RECORDS SHOWN:
▬▬▬▬▬▬▬▬▬▬
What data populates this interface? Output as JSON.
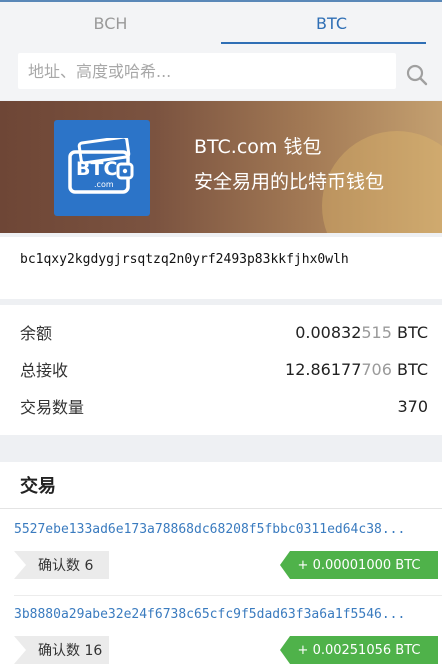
{
  "tabs": [
    {
      "label": "BCH",
      "active": false
    },
    {
      "label": "BTC",
      "active": true
    }
  ],
  "search": {
    "placeholder": "地址、高度或哈希..."
  },
  "banner": {
    "logo_text": "BTC",
    "logo_subtext": ".com",
    "line1": "BTC.com 钱包",
    "line2": "安全易用的比特币钱包"
  },
  "address": "bc1qxy2kgdygjrsqtzq2n0yrf2493p83kkfjhx0wlh",
  "stats": {
    "balance_label": "余额",
    "balance_main": "0.00832",
    "balance_dim": "515",
    "balance_unit": " BTC",
    "received_label": "总接收",
    "received_main": "12.86177",
    "received_dim": "706",
    "received_unit": " BTC",
    "tx_count_label": "交易数量",
    "tx_count": "370"
  },
  "transactions": {
    "title": "交易",
    "items": [
      {
        "hash": "5527ebe133ad6e173a78868dc68208f5fbbc0311ed64c38...",
        "confirmations": "确认数 6",
        "amount": "+ 0.00001000 BTC"
      },
      {
        "hash": "3b8880a29abe32e24f6738c65cfc9f5dad63f3a6a1f5546...",
        "confirmations": "确认数 16",
        "amount": "+ 0.00251056 BTC"
      }
    ]
  },
  "colors": {
    "accent": "#2f6fb5",
    "positive": "#4fb24a",
    "link": "#3a7bbf"
  }
}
▬▬▬▬▬▬▬▬▬▬
Reproduce the data above in full, exactly as it is, with the pictures left out.

What data populates this interface? Output as JSON.
{
  "tabs": [
    {
      "label": "BCH",
      "active": false
    },
    {
      "label": "BTC",
      "active": true
    }
  ],
  "search": {
    "placeholder": "地址、高度或哈希..."
  },
  "banner": {
    "logo_text": "BTC",
    "logo_subtext": ".com",
    "line1": "BTC.com 钱包",
    "line2": "安全易用的比特币钱包"
  },
  "address": "bc1qxy2kgdygjrsqtzq2n0yrf2493p83kkfjhx0wlh",
  "stats": {
    "balance_label": "余额",
    "balance_main": "0.00832",
    "balance_dim": "515",
    "balance_unit": " BTC",
    "received_label": "总接收",
    "received_main": "12.86177",
    "received_dim": "706",
    "received_unit": " BTC",
    "tx_count_label": "交易数量",
    "tx_count": "370"
  },
  "transactions": {
    "title": "交易",
    "items": [
      {
        "hash": "5527ebe133ad6e173a78868dc68208f5fbbc0311ed64c38...",
        "confirmations": "确认数 6",
        "amount": "+ 0.00001000 BTC"
      },
      {
        "hash": "3b8880a29abe32e24f6738c65cfc9f5dad63f3a6a1f5546...",
        "confirmations": "确认数 16",
        "amount": "+ 0.00251056 BTC"
      }
    ]
  },
  "colors": {
    "accent": "#2f6fb5",
    "positive": "#4fb24a",
    "link": "#3a7bbf"
  }
}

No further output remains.